The approximate amount of energy associated with viscous regularization over the whole model is included in the output variable ALLCD.

*DAMAGE STABILIZATION

Abaqus/CAE Usage:

Interaction module: contact property editor: MechanicalDamage: Stabilization tabbed page: Viscosity coefficient

Two types of postfailure behavior can be specified to define the cohesive behavior at a node on the slave surface after the maximum degradation value, , has been reached at the node.

By default, once fully degraded, normal contact behavior is enforced at the node and no further cohesive constraints are enforced. If the slave node re-enters contact, penetrations will give rise to compressive contact stresses, and frictional stresses will be applied in the shear directions according to the prescribed friction model, if any. Separations can occur without giving rise to any cohesive stresses.

In some situations it may be desirable to enforce cohesive behavior again if a slave node re-enters contact, even after maximum degradation has been reached. For cohesive behavior allowing repeated contacts, the overall damage variable will be re-initialized to zero when a failed slave node re-enters contact. Subsequently, normal separations may give rise to tensile cohesive stresses, and shear separations may give rise to tangential cohesive stresses in accordance with the type of cohesive behavior defined. Further loading can again cause the cohesive stresses to undergo progressive damage, degrade, and fail.

*COHESIVE BEHAVIOR, REPEATED CONTACTS

In Abaqus/Explicit, the surface-based cohesive behavior framework can be used to model brittle crack propagation problems based on linear elastic fracture mechanics principles. The Virtual Crack Closure Technique (VCCT) fracture criterion can be used to model crack propagation in initially partially bonded surfaces. A detailed discussion of this topic can be found in “Crack propagation analysis,” Section 11.4.3.

The VCCT fracture criterion cannot be combined with a damage-based surface behavior of the traction-separation response. However, you can use a surface-based VCCT fracture criterion in conjunction with cohesive elements. VCCT could model brittle failure/crack propagation while the cohesive elements could model other aspects of the bonded interface such as stitches.

*COHESIVE BEHAVIOR
*FRACTURE CRITERION, TYPE= VCCT

As described above, the formulation used for surface-based cohesive behavior is very similar to that for cohesive elements with traction-separation response. However, certain differences exist.

Interface thickness effects are never considered for cohesive surfaces; in cohesive elements with traction-separation response, thickness effects can be incorporated by either specifying a nonzero thickness for the interface or by requiring the initial constitutive thickness to be determined from the nodal coordinates of the cohesive elements. Since thickness effects are not considered for cohesive surfaces, material properties used to describe the constitutive response for traction-separation cohesive elements with thickness effects may not be directly reusable for cohesive surfaces.

For cohesive surfaces the cohesive constraint is enforced at each slave node; in cohesive elements the cohesive constraints are calculated at the material points (for the locations of material points in cohesive elements, see “Two-dimensional cohesive element library,” Section 32.5.9, and “Three-dimensional cohesive element library,” Section 32.5.10). Hence for cohesive surfaces, refining the slave surface as compared to the master surface will likely lead to improved constraint satisfaction and more accurate results.

━━━━

■ TASK SET
1 – Say whether each statement below agrees with the text on surface-based cohesive behavior, answering yes or no and quoting the deciding words of the text. (a) By default, a fully degraded node has normal contact behavior enforced and no further cohesive constraints. (b) The VCCT fracture criterion can be combined with a damage-based surface behavior of the traction-separation response. (c) Interface thickness effects are considered for cohesive surfaces.
2 – Rewrite the passage of the text on surface-based cohesive behavior starting at "As described above, the" and ending at "certain differences exist.", substituting "nearly identical" for "very similar".

■ DATA ENTRIES
━━━━

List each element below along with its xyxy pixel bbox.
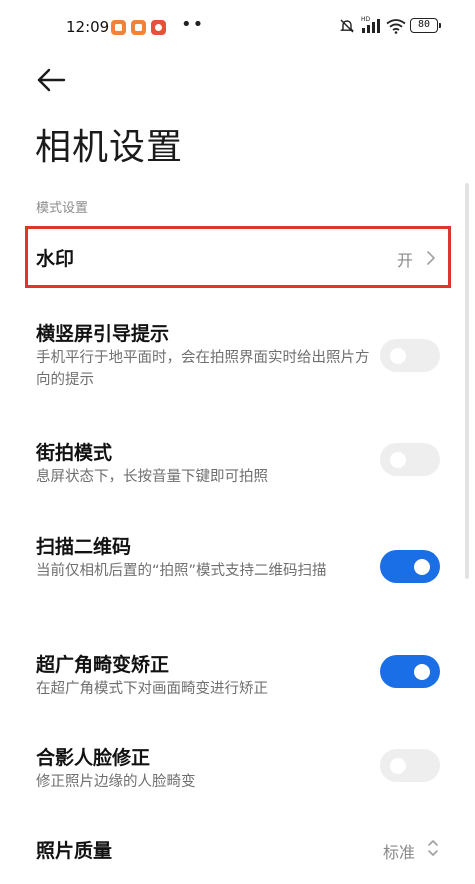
setting-title: 照片质量	[36, 840, 113, 862]
setting-street-snap: 街拍模式 息屏状态下，长按音量下键即可拍照	[0, 428, 475, 494]
setting-description: 修正照片边缘的人脸畸变	[36, 774, 196, 790]
setting-value: 标准	[383, 843, 416, 862]
toggle-knob	[414, 663, 430, 680]
orientation-guide-toggle[interactable]	[380, 339, 440, 372]
app-notification-icon	[111, 20, 126, 35]
battery-icon: 80	[410, 18, 441, 33]
arrow-left-icon	[37, 68, 66, 92]
setting-description: 息屏状态下，长按音量下键即可拍照	[36, 469, 268, 485]
setting-title: 扫描二维码	[36, 536, 132, 558]
setting-orientation-guide: 横竖屏引导提示 手机平行于地平面时，会在拍照界面实时给出照片方向的提示	[0, 308, 475, 400]
setting-description: 当前仅相机后置的“拍照”模式支持二维码扫描	[36, 563, 327, 579]
toggle-knob	[390, 757, 406, 774]
setting-title: 水印	[36, 248, 75, 270]
app-notification-icon	[151, 20, 166, 35]
wifi-icon	[386, 18, 406, 38]
back-button[interactable]	[30, 62, 70, 98]
toggle-knob	[390, 451, 406, 468]
qr-scan-toggle[interactable]	[380, 550, 440, 583]
more-notifications-indicator: ••	[181, 14, 205, 35]
setting-ultrawide-correction: 超广角畸变矫正 在超广角模式下对画面畸变进行矫正	[0, 640, 475, 706]
setting-watermark[interactable]: 水印 开	[0, 230, 475, 286]
setting-title: 横竖屏引导提示	[36, 323, 170, 345]
status-bar: 12:09 •• HD 80	[0, 0, 475, 50]
setting-title: 合影人脸修正	[36, 747, 151, 769]
section-label: 模式设置	[36, 201, 89, 216]
street-snap-toggle[interactable]	[380, 443, 440, 476]
app-notification-icon	[131, 20, 146, 35]
mute-icon	[339, 18, 355, 38]
setting-group-face-correction: 合影人脸修正 修正照片边缘的人脸畸变	[0, 733, 475, 799]
select-arrows-icon	[427, 837, 439, 863]
setting-description: 在超广角模式下对画面畸变进行矫正	[36, 681, 268, 697]
setting-photo-quality[interactable]: 照片质量 标准	[0, 828, 475, 872]
toggle-knob	[390, 347, 406, 364]
group-face-correction-toggle[interactable]	[380, 749, 440, 782]
page-title: 相机设置	[35, 127, 184, 168]
hd-signal-icon: HD	[360, 15, 382, 38]
setting-value: 开	[397, 251, 414, 270]
toggle-knob	[414, 558, 430, 575]
status-time: 12:09	[66, 18, 110, 36]
setting-title: 街拍模式	[36, 442, 113, 464]
setting-qr-scan: 扫描二维码 当前仅相机后置的“拍照”模式支持二维码扫描	[0, 522, 475, 612]
ultrawide-correction-toggle[interactable]	[380, 655, 440, 688]
svg-text:HD: HD	[361, 16, 371, 23]
setting-description: 手机平行于地平面时，会在拍照界面实时给出照片方向的提示	[36, 350, 370, 388]
scrollbar[interactable]	[465, 183, 469, 579]
setting-title: 超广角畸变矫正	[36, 654, 170, 676]
chevron-right-icon	[426, 250, 436, 270]
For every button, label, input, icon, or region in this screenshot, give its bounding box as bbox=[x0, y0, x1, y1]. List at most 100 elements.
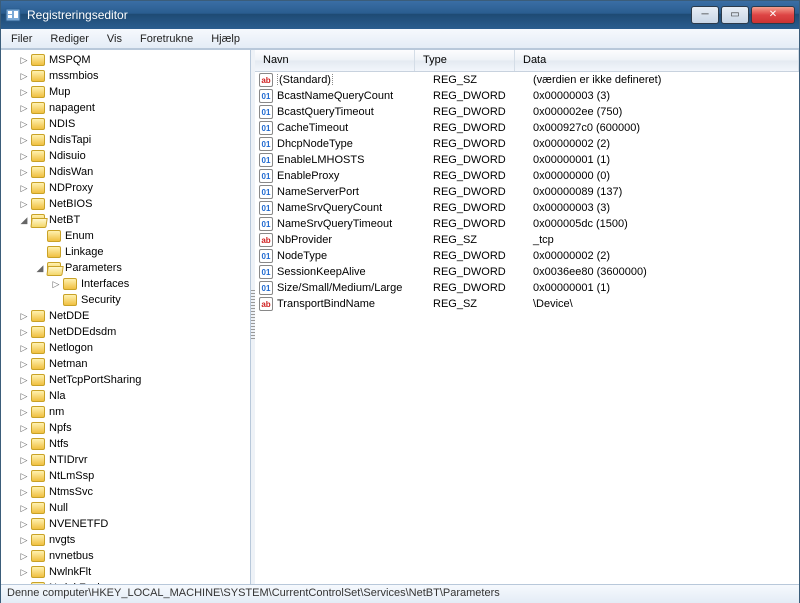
expand-icon[interactable]: ▷ bbox=[19, 407, 29, 417]
value-row[interactable]: ab(Standard)REG_SZ(værdien er ikke defin… bbox=[255, 72, 799, 88]
column-type[interactable]: Type bbox=[415, 50, 515, 71]
tree-item[interactable]: ▷NetBIOS bbox=[3, 196, 250, 212]
tree-item[interactable]: ▷NTIDrvr bbox=[3, 452, 250, 468]
menu-favorites[interactable]: Foretrukne bbox=[136, 31, 197, 47]
tree-item[interactable]: ▷ Netman bbox=[3, 356, 250, 372]
tree-item[interactable]: ▷Ndisuio bbox=[3, 148, 250, 164]
tree-item[interactable]: ◢NetBT bbox=[3, 212, 250, 228]
menu-help[interactable]: Hjælp bbox=[207, 31, 244, 47]
expand-icon[interactable]: ▷ bbox=[19, 471, 29, 481]
tree-item[interactable]: ▷Nla bbox=[3, 388, 250, 404]
expand-icon[interactable]: ▷ bbox=[19, 327, 29, 337]
tree-item[interactable]: ▷mssmbios bbox=[3, 68, 250, 84]
titlebar[interactable]: Registreringseditor ─ ▭ ✕ bbox=[1, 1, 799, 29]
tree-item[interactable]: ▷Security bbox=[3, 292, 250, 308]
tree-item[interactable]: ▷NetDDEdsdm bbox=[3, 324, 250, 340]
tree-item[interactable]: ▷Npfs bbox=[3, 420, 250, 436]
expand-icon[interactable]: ▷ bbox=[19, 151, 29, 161]
tree-item[interactable]: ▷NDIS bbox=[3, 116, 250, 132]
column-name[interactable]: Navn bbox=[255, 50, 415, 71]
tree-label: Null bbox=[49, 502, 68, 514]
expand-icon[interactable]: ▷ bbox=[19, 375, 29, 385]
tree-item[interactable]: ▷nvgts bbox=[3, 532, 250, 548]
menu-file[interactable]: Filer bbox=[7, 31, 36, 47]
expand-icon[interactable]: ◢ bbox=[35, 263, 45, 273]
value-row[interactable]: 01BcastNameQueryCountREG_DWORD0x00000003… bbox=[255, 88, 799, 104]
expand-icon[interactable]: ▷ bbox=[19, 535, 29, 545]
value-row[interactable]: 01Size/Small/Medium/LargeREG_DWORD0x0000… bbox=[255, 280, 799, 296]
value-row[interactable]: 01NodeTypeREG_DWORD0x00000002 (2) bbox=[255, 248, 799, 264]
expand-icon[interactable]: ▷ bbox=[19, 103, 29, 113]
expand-icon[interactable]: ▷ bbox=[19, 359, 29, 369]
tree-item[interactable]: ▷NdisTapi bbox=[3, 132, 250, 148]
tree-label: MSPQM bbox=[49, 54, 91, 66]
expand-icon[interactable]: ▷ bbox=[19, 567, 29, 577]
pane-splitter[interactable] bbox=[251, 50, 255, 584]
tree-label: Netman bbox=[49, 358, 88, 370]
value-row[interactable]: abTransportBindNameREG_SZ\Device\ bbox=[255, 296, 799, 312]
tree-item[interactable]: ▷NtLmSsp bbox=[3, 468, 250, 484]
column-data[interactable]: Data bbox=[515, 50, 799, 71]
menu-edit[interactable]: Rediger bbox=[46, 31, 93, 47]
expand-icon[interactable]: ▷ bbox=[19, 455, 29, 465]
tree-item[interactable]: ▷Interfaces bbox=[3, 276, 250, 292]
expand-icon[interactable]: ▷ bbox=[19, 183, 29, 193]
folder-icon bbox=[31, 310, 45, 322]
expand-icon[interactable]: ▷ bbox=[51, 279, 61, 289]
tree-item[interactable]: ▷ MSPQM bbox=[3, 52, 250, 68]
expand-icon[interactable]: ▷ bbox=[19, 167, 29, 177]
tree-item[interactable]: ▷NetTcpPortSharing bbox=[3, 372, 250, 388]
expand-icon[interactable]: ▷ bbox=[19, 135, 29, 145]
app-icon bbox=[5, 7, 21, 23]
expand-icon[interactable]: ▷ bbox=[19, 311, 29, 321]
expand-icon[interactable]: ▷ bbox=[19, 519, 29, 529]
tree-item[interactable]: ▷Enum bbox=[3, 228, 250, 244]
tree-item[interactable]: ▷NdisWan bbox=[3, 164, 250, 180]
tree-item[interactable]: ◢Parameters bbox=[3, 260, 250, 276]
expand-icon[interactable]: ▷ bbox=[19, 551, 29, 561]
tree-item[interactable]: ▷NDProxy bbox=[3, 180, 250, 196]
value-row[interactable]: 01EnableProxyREG_DWORD0x00000000 (0) bbox=[255, 168, 799, 184]
tree-item[interactable]: ▷napagent bbox=[3, 100, 250, 116]
value-row[interactable]: 01SessionKeepAliveREG_DWORD0x0036ee80 (3… bbox=[255, 264, 799, 280]
expand-icon[interactable]: ▷ bbox=[19, 503, 29, 513]
value-row[interactable]: 01DhcpNodeTypeREG_DWORD0x00000002 (2) bbox=[255, 136, 799, 152]
tree-item[interactable]: ▷NVENETFD bbox=[3, 516, 250, 532]
close-button[interactable]: ✕ bbox=[751, 6, 795, 24]
value-row[interactable]: 01NameSrvQueryTimeoutREG_DWORD0x000005dc… bbox=[255, 216, 799, 232]
tree-item[interactable]: ▷Mup bbox=[3, 84, 250, 100]
expand-icon[interactable]: ▷ bbox=[19, 87, 29, 97]
tree-item[interactable]: ▷NwlnkFlt bbox=[3, 564, 250, 580]
tree-item[interactable]: ▷NtmsSvc bbox=[3, 484, 250, 500]
tree-item[interactable]: ▷NetDDE bbox=[3, 308, 250, 324]
tree-item[interactable]: ▷nm bbox=[3, 404, 250, 420]
expand-icon[interactable]: ▷ bbox=[19, 199, 29, 209]
value-row[interactable]: abNbProviderREG_SZ_tcp bbox=[255, 232, 799, 248]
tree-scroll[interactable]: ▷ MSPQM ▷mssmbios▷Mup▷napagent▷NDIS▷NdisTa… bbox=[1, 50, 250, 584]
expand-icon[interactable]: ▷ bbox=[19, 487, 29, 497]
expand-icon[interactable]: ▷ bbox=[19, 439, 29, 449]
menu-view[interactable]: Vis bbox=[103, 31, 126, 47]
values-list[interactable]: ab(Standard)REG_SZ(værdien er ikke defin… bbox=[255, 72, 799, 584]
tree-item[interactable]: ▷ Null bbox=[3, 500, 250, 516]
value-row[interactable]: 01BcastQueryTimeoutREG_DWORD0x000002ee (… bbox=[255, 104, 799, 120]
value-row[interactable]: 01NameServerPortREG_DWORD0x00000089 (137… bbox=[255, 184, 799, 200]
value-row[interactable]: 01EnableLMHOSTSREG_DWORD0x00000001 (1) bbox=[255, 152, 799, 168]
tree-item[interactable]: ▷Linkage bbox=[3, 244, 250, 260]
maximize-button[interactable]: ▭ bbox=[721, 6, 749, 24]
expand-icon[interactable]: ▷ bbox=[19, 119, 29, 129]
tree-item[interactable]: ▷nvnetbus bbox=[3, 548, 250, 564]
expand-icon[interactable]: ▷ bbox=[19, 71, 29, 81]
expand-icon[interactable]: ▷ bbox=[19, 343, 29, 353]
expand-icon[interactable]: ◢ bbox=[19, 215, 29, 225]
tree-item[interactable]: ▷Netlogon bbox=[3, 340, 250, 356]
expand-icon[interactable]: ▷ bbox=[19, 391, 29, 401]
value-row[interactable]: 01CacheTimeoutREG_DWORD0x000927c0 (60000… bbox=[255, 120, 799, 136]
minimize-button[interactable]: ─ bbox=[691, 6, 719, 24]
value-row[interactable]: 01NameSrvQueryCountREG_DWORD0x00000003 (… bbox=[255, 200, 799, 216]
tree-item[interactable]: ▷NwlnkFwd bbox=[3, 580, 250, 584]
expand-icon[interactable]: ▷ bbox=[19, 583, 29, 584]
tree-item[interactable]: ▷Ntfs bbox=[3, 436, 250, 452]
expand-icon[interactable]: ▷ bbox=[19, 55, 29, 65]
expand-icon[interactable]: ▷ bbox=[19, 423, 29, 433]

━━━━

■ SOLUTION LIST
1 –
(a) Yes: "By default, once fully degraded, normal contact behavior is enforced at the node and no further cohesive constraints are enforced."
(b) No: "The VCCT fracture criterion cannot be combined with a damage-based surface behavior of the traction-separation response."
(c) No: "Interface thickness effects are never considered for cohesive surfaces"

2 –
As described above, the formulation used for surface-based cohesive behavior is nearly identical to that for cohesive elements with traction-separation response. However, certain differences exist.